### Source records ###

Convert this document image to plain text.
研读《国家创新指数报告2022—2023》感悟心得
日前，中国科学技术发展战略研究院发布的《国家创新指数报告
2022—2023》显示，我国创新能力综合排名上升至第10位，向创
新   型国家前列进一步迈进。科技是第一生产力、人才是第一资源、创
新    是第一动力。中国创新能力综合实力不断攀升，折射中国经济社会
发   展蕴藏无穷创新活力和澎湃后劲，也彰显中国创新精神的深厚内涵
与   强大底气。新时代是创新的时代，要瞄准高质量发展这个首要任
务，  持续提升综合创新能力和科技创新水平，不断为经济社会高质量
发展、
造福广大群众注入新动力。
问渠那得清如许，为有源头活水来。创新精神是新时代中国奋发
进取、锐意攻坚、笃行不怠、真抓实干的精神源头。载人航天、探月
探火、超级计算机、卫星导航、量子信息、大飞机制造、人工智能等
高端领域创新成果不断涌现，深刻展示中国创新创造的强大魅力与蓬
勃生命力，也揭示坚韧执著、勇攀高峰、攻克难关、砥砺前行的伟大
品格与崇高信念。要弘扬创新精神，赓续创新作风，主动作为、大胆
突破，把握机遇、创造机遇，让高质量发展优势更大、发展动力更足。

###

Give the entries once more, exactly as they appear.

◆ Complete answer:
Convert this document image to plain text.
研读《国家创新指数报告2022—2023》感悟心得
日前，中国科学技术发展战略研究院发布的《国家创新指数报告
2022—2023》显示，我国创新能力综合排名上升至第10位，向创
新   型国家前列进一步迈进。科技是第一生产力、人才是第一资源、创
新    是第一动力。中国创新能力综合实力不断攀升，折射中国经济社会
发   展蕴藏无穷创新活力和澎湃后劲，也彰显中国创新精神的深厚内涵
与   强大底气。新时代是创新的时代，要瞄准高质量发展这个首要任
务，  持续提升综合创新能力和科技创新水平，不断为经济社会高质量
发展、
造福广大群众注入新动力。
问渠那得清如许，为有源头活水来。创新精神是新时代中国奋发
进取、锐意攻坚、笃行不怠、真抓实干的精神源头。载人航天、探月
探火、超级计算机、卫星导航、量子信息、大飞机制造、人工智能等
高端领域创新成果不断涌现，深刻展示中国创新创造的强大魅力与蓬
勃生命力，也揭示坚韧执著、勇攀高峰、攻克难关、砥砺前行的伟大
品格与崇高信念。要弘扬创新精神，赓续创新作风，主动作为、大胆
突破，把握机遇、创造机遇，让高质量发展优势更大、发展动力更足。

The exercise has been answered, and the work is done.